Tasks to carry out:
(A) Name every individual histone deacetylase (HDAC) that the abstract on isothiocyanates and bladder cancer says sulforaphane and erucin inhibit.
(B) In the abstract on isothiocyanates and bladder cancer, by how much did histone acetyl transferase activity decrease?
(C) Write a few sentences that carry on the abstract on isothiocyanates and bladder cancer after its final sentence.

Passage to read:
- - -
The impact of cruciferous vegetable isothiocyanates on histone acetylation and histone phosphorylation in bladder cancer.
Sommaire de l'article
Cruciferous vegetable intake is associated with reduced risk of bladder cancer, yet mechanisms remain unclear. Cruciferous vegetable isothiocyanates (ITCs), namely sulforaphane (SFN) and erucin (ECN), significantly inhibit histone deacetylase (HDAC) activity in human bladder cancer cells representing superficial to invasive biology (59-83% inhibition with 20μM, 48h treatment), and in bladder cancer xenografts (59±3% ECN inhibition). Individual HDACs inhibited by SFN and ECN include HDACs 1, 2, 4 and 6. Interestingly, global acetylation status of histones H3 or H4 remain unaltered.The interplay between HDAC inhibition and modest modulation of AcH3 and AcH4 status is partially explained by decreased histone acetyl transferase activity (48.8±5.3%). In contrast, a significant decrease in phosphorylation status of all isoforms of histone H1 was observed, concomitant with increased phosphatase PP1β and PP2A activity. Together, these findings suggest that ITCs modulate histone status via HDAC inhibition and phosphatase enhancement.This allows for reduced levels of histone H1 phosphorylation, a marker correlated with human bladder cancer progression. Therefore, ITC-mediated inhibition of histone H1 phosphorylation presents a novel direction of research in elucidating epidemiological relationships and supports future food-based prevention strategies.
- - -
Provided records:
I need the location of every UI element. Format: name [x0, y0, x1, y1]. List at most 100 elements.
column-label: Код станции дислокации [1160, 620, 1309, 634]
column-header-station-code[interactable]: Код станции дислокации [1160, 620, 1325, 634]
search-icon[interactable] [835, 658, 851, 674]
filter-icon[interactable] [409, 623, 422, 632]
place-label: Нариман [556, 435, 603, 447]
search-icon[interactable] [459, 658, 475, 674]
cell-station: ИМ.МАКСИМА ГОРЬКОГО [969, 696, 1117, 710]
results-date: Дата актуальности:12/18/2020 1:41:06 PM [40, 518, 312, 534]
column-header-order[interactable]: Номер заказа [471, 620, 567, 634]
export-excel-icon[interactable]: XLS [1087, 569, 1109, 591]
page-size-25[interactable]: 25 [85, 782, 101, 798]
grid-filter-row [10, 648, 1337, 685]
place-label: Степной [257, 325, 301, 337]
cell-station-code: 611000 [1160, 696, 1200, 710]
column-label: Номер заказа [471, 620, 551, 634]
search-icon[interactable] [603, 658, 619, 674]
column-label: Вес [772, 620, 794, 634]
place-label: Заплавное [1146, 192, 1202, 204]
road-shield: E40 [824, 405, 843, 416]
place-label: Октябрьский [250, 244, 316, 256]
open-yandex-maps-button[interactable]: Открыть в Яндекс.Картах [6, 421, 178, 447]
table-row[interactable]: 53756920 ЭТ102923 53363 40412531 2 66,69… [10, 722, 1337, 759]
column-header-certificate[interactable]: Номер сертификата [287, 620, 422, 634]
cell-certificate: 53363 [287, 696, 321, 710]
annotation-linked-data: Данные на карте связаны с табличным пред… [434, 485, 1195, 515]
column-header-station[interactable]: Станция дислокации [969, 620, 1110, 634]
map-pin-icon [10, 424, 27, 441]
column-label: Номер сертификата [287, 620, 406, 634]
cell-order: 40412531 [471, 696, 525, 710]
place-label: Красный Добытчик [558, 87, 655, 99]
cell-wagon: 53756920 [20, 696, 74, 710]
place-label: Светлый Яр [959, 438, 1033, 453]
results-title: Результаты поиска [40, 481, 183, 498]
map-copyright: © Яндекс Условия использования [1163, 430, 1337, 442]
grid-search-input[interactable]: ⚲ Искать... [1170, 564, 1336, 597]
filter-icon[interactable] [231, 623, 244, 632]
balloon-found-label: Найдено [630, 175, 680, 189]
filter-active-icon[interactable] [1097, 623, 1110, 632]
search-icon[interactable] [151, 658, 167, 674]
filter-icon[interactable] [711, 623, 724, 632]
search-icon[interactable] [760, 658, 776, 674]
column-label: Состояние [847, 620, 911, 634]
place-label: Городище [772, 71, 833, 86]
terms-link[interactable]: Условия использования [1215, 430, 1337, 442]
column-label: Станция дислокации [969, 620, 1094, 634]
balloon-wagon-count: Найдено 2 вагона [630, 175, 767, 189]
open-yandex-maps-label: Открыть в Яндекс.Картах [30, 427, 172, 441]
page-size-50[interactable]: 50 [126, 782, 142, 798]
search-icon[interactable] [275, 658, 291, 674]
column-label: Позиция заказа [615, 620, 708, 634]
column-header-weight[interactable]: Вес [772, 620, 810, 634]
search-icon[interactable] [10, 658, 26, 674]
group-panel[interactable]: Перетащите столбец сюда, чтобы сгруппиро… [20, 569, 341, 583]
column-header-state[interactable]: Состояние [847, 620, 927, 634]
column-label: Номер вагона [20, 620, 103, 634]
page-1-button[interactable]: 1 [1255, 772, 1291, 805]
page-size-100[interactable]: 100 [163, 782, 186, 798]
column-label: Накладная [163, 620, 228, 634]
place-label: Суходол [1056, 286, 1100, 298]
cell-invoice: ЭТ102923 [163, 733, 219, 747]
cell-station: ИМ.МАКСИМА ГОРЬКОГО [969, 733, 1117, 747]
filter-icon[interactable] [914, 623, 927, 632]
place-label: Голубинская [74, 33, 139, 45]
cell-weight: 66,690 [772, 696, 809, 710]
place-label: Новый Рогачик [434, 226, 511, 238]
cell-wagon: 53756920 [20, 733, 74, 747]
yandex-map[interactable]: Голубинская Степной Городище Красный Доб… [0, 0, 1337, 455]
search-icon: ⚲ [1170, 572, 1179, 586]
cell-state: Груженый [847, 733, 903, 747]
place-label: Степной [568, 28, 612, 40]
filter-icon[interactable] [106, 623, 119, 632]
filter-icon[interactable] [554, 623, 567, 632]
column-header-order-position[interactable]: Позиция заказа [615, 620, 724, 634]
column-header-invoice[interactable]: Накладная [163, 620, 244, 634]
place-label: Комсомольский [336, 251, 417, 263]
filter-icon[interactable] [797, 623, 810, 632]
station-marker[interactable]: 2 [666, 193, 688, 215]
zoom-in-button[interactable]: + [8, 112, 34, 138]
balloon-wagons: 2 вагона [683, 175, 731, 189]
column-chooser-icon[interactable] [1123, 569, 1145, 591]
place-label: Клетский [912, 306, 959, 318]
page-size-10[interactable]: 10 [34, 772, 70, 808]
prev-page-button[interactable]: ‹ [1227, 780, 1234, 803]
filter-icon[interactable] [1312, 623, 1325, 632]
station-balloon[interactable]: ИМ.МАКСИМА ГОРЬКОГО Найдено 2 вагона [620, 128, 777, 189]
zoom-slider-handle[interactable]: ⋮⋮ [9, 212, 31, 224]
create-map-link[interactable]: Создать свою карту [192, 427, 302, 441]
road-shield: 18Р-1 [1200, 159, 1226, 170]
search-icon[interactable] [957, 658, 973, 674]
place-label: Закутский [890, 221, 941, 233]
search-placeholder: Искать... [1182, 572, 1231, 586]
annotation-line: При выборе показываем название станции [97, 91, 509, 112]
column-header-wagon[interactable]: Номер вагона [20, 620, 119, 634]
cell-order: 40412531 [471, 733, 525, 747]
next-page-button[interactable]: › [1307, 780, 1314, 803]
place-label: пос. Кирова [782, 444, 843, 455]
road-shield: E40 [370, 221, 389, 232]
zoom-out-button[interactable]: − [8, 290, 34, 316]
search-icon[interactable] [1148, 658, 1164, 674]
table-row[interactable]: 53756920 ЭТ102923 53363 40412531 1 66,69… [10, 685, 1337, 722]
- - -
Answers for this exercise:
(A) HDAC 1, HDAC 2, HDAC 4 and HDAC 6

(B) By 48.8±5.3%.

(C)
Collectively, our findings suggest that the cruciferous vegetable isothiocyanates: sulforaphane (SFN) and erucin (ECN), impact histones status in bladder cancer cells by modulating specific HDACs and HATs, and enhancing phosphatase activity, resulting in reduction of histone H1 phosphorylation. These findings are significant due to the fact that our previous work positively correlated histone H1 phosphorylation with bladder cancer carcinogenesis and progression. Therefore, we propose that SFN and ECN may inhibit bladder carcinogenesis via epigenetic modulation of gene expression associated with histone H1 phosphorylation. These efforts may elucidate biomarkers useful in epidemiologic studies related to cruciferous vegetable intake and cancer risk or provide intermediate biomarkers for food-based clinical intervention studies in high-risk cohorts.